Using the records below, count the lines with "markers" in them. Give the number only.

--- start Records shown ---

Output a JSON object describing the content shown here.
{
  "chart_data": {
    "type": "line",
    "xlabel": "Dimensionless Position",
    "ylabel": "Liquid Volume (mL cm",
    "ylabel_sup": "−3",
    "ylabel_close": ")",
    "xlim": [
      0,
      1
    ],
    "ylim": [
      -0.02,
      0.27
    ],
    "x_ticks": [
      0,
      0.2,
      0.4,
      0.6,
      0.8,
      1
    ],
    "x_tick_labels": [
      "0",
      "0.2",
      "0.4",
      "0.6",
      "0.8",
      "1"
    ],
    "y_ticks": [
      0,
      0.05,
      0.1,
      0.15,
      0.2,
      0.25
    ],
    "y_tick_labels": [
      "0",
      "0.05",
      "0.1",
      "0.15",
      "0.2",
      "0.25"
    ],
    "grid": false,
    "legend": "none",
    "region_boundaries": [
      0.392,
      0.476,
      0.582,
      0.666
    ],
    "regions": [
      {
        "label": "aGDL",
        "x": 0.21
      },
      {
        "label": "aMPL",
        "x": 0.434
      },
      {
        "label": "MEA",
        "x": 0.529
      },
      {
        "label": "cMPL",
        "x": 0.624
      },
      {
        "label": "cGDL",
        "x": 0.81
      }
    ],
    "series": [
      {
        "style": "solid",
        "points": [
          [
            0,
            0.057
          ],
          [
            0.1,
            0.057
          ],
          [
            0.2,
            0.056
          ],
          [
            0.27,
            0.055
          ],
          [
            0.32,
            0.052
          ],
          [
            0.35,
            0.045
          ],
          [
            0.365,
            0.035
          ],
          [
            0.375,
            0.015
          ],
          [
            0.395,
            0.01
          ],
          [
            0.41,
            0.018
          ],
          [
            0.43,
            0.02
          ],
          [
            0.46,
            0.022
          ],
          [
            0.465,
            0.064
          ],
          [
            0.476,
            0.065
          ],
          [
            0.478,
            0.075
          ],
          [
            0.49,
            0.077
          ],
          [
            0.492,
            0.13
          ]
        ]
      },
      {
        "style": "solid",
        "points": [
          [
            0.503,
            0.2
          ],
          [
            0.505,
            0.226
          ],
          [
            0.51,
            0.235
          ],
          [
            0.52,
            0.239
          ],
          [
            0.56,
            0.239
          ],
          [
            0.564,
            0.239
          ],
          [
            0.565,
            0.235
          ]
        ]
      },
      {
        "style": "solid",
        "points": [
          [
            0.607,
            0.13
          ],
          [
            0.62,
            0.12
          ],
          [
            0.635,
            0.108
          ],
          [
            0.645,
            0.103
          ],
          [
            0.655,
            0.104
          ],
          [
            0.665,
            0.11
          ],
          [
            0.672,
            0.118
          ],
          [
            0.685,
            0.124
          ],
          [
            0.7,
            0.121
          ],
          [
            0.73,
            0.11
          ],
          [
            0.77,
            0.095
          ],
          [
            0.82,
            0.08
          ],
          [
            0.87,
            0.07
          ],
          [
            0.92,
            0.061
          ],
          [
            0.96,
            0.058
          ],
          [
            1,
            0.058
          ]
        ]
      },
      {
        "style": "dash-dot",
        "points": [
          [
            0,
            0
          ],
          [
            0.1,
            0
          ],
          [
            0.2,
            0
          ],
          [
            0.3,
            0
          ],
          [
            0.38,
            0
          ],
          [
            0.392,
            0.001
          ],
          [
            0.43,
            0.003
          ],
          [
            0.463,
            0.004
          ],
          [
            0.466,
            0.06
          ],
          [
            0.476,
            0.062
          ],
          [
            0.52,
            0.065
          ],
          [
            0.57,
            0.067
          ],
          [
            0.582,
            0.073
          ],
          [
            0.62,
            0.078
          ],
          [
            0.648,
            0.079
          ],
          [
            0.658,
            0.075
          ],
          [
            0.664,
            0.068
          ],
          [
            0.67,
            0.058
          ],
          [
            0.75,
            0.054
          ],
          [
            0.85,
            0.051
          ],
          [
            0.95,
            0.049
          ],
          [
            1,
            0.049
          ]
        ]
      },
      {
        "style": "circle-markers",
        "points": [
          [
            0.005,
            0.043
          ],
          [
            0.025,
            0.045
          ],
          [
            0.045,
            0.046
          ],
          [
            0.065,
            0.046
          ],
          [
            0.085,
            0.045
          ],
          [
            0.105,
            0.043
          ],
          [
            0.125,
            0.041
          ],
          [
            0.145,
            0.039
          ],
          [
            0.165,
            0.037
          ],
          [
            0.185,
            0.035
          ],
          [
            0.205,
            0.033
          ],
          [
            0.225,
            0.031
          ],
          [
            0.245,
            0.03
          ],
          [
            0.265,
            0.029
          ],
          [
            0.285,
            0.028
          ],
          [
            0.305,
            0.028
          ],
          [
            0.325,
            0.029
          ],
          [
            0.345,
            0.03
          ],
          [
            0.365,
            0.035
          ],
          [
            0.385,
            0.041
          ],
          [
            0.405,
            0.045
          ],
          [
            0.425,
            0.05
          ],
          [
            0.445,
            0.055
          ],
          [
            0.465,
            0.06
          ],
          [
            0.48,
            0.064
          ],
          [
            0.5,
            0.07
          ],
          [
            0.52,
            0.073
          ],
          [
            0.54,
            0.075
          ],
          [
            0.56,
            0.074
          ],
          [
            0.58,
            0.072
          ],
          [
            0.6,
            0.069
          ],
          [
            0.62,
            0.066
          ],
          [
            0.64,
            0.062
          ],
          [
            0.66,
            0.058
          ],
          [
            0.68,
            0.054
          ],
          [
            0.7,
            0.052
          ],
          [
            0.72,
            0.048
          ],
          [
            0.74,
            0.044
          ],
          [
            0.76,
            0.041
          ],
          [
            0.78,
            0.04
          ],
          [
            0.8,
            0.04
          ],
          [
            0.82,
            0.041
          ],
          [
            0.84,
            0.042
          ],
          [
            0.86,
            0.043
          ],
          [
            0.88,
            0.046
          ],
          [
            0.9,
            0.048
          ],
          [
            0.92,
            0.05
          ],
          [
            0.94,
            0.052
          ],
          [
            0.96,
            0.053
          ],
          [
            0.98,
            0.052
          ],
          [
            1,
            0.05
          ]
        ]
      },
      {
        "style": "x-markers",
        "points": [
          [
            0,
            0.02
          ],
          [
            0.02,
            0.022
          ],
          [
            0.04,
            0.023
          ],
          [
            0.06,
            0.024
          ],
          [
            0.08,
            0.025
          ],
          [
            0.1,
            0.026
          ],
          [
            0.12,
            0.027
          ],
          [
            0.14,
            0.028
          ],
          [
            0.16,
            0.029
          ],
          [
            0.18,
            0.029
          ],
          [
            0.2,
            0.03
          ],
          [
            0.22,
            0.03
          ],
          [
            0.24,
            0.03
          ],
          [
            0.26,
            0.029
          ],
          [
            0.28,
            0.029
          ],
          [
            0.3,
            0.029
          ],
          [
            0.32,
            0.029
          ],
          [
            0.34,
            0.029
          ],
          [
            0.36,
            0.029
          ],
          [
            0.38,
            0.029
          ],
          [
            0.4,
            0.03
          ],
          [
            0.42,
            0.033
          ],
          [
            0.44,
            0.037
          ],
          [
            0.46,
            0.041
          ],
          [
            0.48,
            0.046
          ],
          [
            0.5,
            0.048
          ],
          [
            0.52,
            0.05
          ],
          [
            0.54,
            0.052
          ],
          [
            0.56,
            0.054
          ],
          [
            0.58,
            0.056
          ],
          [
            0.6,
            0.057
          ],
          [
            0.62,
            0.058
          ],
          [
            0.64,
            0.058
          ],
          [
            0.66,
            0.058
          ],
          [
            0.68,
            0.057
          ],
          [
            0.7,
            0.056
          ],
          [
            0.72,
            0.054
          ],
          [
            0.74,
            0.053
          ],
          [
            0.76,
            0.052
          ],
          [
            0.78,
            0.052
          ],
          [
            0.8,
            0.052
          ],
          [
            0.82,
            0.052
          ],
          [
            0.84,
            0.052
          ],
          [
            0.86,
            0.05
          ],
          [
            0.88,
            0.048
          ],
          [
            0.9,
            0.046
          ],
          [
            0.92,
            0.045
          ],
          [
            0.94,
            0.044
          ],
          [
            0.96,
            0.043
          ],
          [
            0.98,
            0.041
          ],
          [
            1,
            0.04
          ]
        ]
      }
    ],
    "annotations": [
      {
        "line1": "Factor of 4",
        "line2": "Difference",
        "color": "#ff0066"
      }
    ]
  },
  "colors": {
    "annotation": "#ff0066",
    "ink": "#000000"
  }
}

--- end Records shown ---

▸ **Finished exercise**:
2